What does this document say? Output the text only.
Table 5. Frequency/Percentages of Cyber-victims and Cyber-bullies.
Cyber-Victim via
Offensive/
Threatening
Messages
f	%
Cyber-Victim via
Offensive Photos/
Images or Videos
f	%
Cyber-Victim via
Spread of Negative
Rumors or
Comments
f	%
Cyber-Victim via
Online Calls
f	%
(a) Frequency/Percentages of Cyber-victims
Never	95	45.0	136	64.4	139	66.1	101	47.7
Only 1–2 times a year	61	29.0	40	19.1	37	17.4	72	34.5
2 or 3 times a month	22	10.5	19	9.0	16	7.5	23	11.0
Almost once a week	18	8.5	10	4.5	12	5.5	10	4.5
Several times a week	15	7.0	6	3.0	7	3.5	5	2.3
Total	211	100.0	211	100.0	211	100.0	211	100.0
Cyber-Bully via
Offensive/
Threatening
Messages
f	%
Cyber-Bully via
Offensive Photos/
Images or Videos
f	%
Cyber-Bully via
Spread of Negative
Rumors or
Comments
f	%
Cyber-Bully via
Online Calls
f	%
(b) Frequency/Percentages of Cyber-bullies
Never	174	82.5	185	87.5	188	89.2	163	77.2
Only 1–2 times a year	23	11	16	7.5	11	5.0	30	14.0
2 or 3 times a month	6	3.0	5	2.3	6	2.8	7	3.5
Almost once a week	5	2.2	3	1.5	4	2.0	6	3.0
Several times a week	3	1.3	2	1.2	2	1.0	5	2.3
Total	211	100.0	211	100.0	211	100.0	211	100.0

> [Do this]
Output every record above exactly as it appears.

> [Answer below]
What does this document say? Output the text only.
Table 5. Frequency/Percentages of Cyber-victims and Cyber-bullies.
Cyber-Victim via
Offensive/
Threatening
Messages
f	%
Cyber-Victim via
Offensive Photos/
Images or Videos
f	%
Cyber-Victim via
Spread of Negative
Rumors or
Comments
f	%
Cyber-Victim via
Online Calls
f	%
(a) Frequency/Percentages of Cyber-victims
Never	95	45.0	136	64.4	139	66.1	101	47.7
Only 1–2 times a year	61	29.0	40	19.1	37	17.4	72	34.5
2 or 3 times a month	22	10.5	19	9.0	16	7.5	23	11.0
Almost once a week	18	8.5	10	4.5	12	5.5	10	4.5
Several times a week	15	7.0	6	3.0	7	3.5	5	2.3
Total	211	100.0	211	100.0	211	100.0	211	100.0
Cyber-Bully via
Offensive/
Threatening
Messages
f	%
Cyber-Bully via
Offensive Photos/
Images or Videos
f	%
Cyber-Bully via
Spread of Negative
Rumors or
Comments
f	%
Cyber-Bully via
Online Calls
f	%
(b) Frequency/Percentages of Cyber-bullies
Never	174	82.5	185	87.5	188	89.2	163	77.2
Only 1–2 times a year	23	11	16	7.5	11	5.0	30	14.0
2 or 3 times a month	6	3.0	5	2.3	6	2.8	7	3.5
Almost once a week	5	2.2	3	1.5	4	2.0	6	3.0
Several times a week	3	1.3	2	1.2	2	1.0	5	2.3
Total	211	100.0	211	100.0	211	100.0	211	100.0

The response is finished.